--- start of RECORDS SHOWN ---
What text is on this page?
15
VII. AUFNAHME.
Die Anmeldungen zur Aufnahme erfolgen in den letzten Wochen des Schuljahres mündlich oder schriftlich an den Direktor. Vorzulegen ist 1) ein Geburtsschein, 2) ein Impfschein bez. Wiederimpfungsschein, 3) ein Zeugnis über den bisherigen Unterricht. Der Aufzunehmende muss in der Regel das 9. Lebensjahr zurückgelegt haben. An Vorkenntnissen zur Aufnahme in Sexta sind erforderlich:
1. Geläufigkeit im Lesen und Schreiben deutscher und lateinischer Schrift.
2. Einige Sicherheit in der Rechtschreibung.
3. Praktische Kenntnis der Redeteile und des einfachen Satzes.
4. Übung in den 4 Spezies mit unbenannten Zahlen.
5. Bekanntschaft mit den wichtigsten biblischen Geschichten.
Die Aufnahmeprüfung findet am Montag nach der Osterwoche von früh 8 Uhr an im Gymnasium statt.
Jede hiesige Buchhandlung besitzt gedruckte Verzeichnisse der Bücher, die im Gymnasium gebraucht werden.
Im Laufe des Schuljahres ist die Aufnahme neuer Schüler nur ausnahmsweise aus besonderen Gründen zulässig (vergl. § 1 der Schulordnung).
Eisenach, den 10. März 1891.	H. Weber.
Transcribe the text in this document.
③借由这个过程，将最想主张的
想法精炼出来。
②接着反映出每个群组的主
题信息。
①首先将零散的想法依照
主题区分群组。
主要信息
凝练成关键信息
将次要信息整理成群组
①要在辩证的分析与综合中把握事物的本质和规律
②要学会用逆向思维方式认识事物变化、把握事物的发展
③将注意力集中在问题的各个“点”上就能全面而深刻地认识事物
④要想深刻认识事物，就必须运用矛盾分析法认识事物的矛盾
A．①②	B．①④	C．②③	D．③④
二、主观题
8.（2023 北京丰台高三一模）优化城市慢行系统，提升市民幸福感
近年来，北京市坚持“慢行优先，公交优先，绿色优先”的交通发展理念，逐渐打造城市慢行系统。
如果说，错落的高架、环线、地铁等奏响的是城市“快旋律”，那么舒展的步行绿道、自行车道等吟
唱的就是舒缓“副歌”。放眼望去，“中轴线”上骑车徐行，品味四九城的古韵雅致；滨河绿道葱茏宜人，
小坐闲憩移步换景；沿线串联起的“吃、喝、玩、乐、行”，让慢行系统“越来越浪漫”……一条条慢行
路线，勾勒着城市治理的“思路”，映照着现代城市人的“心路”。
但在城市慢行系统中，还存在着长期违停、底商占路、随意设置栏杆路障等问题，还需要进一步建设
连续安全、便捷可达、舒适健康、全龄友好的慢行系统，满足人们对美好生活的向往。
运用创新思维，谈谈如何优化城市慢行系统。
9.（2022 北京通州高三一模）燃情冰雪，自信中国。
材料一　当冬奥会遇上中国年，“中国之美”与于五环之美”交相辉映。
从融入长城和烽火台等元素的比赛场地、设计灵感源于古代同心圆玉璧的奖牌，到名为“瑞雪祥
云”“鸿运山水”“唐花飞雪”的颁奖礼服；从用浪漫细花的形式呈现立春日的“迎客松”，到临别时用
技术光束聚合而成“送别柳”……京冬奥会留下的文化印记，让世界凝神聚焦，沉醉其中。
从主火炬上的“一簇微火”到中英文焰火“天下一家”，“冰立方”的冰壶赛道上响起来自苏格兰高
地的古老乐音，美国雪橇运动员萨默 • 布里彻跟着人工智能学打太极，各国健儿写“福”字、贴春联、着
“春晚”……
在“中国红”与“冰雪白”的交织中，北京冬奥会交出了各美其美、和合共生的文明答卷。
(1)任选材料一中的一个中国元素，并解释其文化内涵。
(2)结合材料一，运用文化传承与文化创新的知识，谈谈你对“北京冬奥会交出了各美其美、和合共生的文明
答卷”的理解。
--- end of RECORDS SHOWN ---
_EXERCISE BRIEF_
Your task is to output all of the data above word for word.

_EXERCISE RESPONSE_
What text is on this page?
15
VII. AUFNAHME.
Die Anmeldungen zur Aufnahme erfolgen in den letzten Wochen des Schuljahres mündlich oder schriftlich an den Direktor. Vorzulegen ist 1) ein Geburtsschein, 2) ein Impfschein bez. Wiederimpfungsschein, 3) ein Zeugnis über den bisherigen Unterricht. Der Aufzunehmende muss in der Regel das 9. Lebensjahr zurückgelegt haben. An Vorkenntnissen zur Aufnahme in Sexta sind erforderlich:
1. Geläufigkeit im Lesen und Schreiben deutscher und lateinischer Schrift.
2. Einige Sicherheit in der Rechtschreibung.
3. Praktische Kenntnis der Redeteile und des einfachen Satzes.
4. Übung in den 4 Spezies mit unbenannten Zahlen.
5. Bekanntschaft mit den wichtigsten biblischen Geschichten.
Die Aufnahmeprüfung findet am Montag nach der Osterwoche von früh 8 Uhr an im Gymnasium statt.
Jede hiesige Buchhandlung besitzt gedruckte Verzeichnisse der Bücher, die im Gymnasium gebraucht werden.
Im Laufe des Schuljahres ist die Aufnahme neuer Schüler nur ausnahmsweise aus besonderen Gründen zulässig (vergl. § 1 der Schulordnung).
Eisenach, den 10. März 1891.	H. Weber.
Transcribe the text in this document.
③借由这个过程，将最想主张的
想法精炼出来。
②接着反映出每个群组的主
题信息。
①首先将零散的想法依照
主题区分群组。
主要信息
凝练成关键信息
将次要信息整理成群组
①要在辩证的分析与综合中把握事物的本质和规律
②要学会用逆向思维方式认识事物变化、把握事物的发展
③将注意力集中在问题的各个“点”上就能全面而深刻地认识事物
④要想深刻认识事物，就必须运用矛盾分析法认识事物的矛盾
A．①②	B．①④	C．②③	D．③④
二、主观题
8.（2023 北京丰台高三一模）优化城市慢行系统，提升市民幸福感
近年来，北京市坚持“慢行优先，公交优先，绿色优先”的交通发展理念，逐渐打造城市慢行系统。
如果说，错落的高架、环线、地铁等奏响的是城市“快旋律”，那么舒展的步行绿道、自行车道等吟
唱的就是舒缓“副歌”。放眼望去，“中轴线”上骑车徐行，品味四九城的古韵雅致；滨河绿道葱茏宜人，
小坐闲憩移步换景；沿线串联起的“吃、喝、玩、乐、行”，让慢行系统“越来越浪漫”……一条条慢行
路线，勾勒着城市治理的“思路”，映照着现代城市人的“心路”。
但在城市慢行系统中，还存在着长期违停、底商占路、随意设置栏杆路障等问题，还需要进一步建设
连续安全、便捷可达、舒适健康、全龄友好的慢行系统，满足人们对美好生活的向往。
运用创新思维，谈谈如何优化城市慢行系统。
9.（2022 北京通州高三一模）燃情冰雪，自信中国。
材料一　当冬奥会遇上中国年，“中国之美”与于五环之美”交相辉映。
从融入长城和烽火台等元素的比赛场地、设计灵感源于古代同心圆玉璧的奖牌，到名为“瑞雪祥
云”“鸿运山水”“唐花飞雪”的颁奖礼服；从用浪漫细花的形式呈现立春日的“迎客松”，到临别时用
技术光束聚合而成“送别柳”……京冬奥会留下的文化印记，让世界凝神聚焦，沉醉其中。
从主火炬上的“一簇微火”到中英文焰火“天下一家”，“冰立方”的冰壶赛道上响起来自苏格兰高
地的古老乐音，美国雪橇运动员萨默 • 布里彻跟着人工智能学打太极，各国健儿写“福”字、贴春联、着
“春晚”……
在“中国红”与“冰雪白”的交织中，北京冬奥会交出了各美其美、和合共生的文明答卷。
(1)任选材料一中的一个中国元素，并解释其文化内涵。
(2)结合材料一，运用文化传承与文化创新的知识，谈谈你对“北京冬奥会交出了各美其美、和合共生的文明
答卷”的理解。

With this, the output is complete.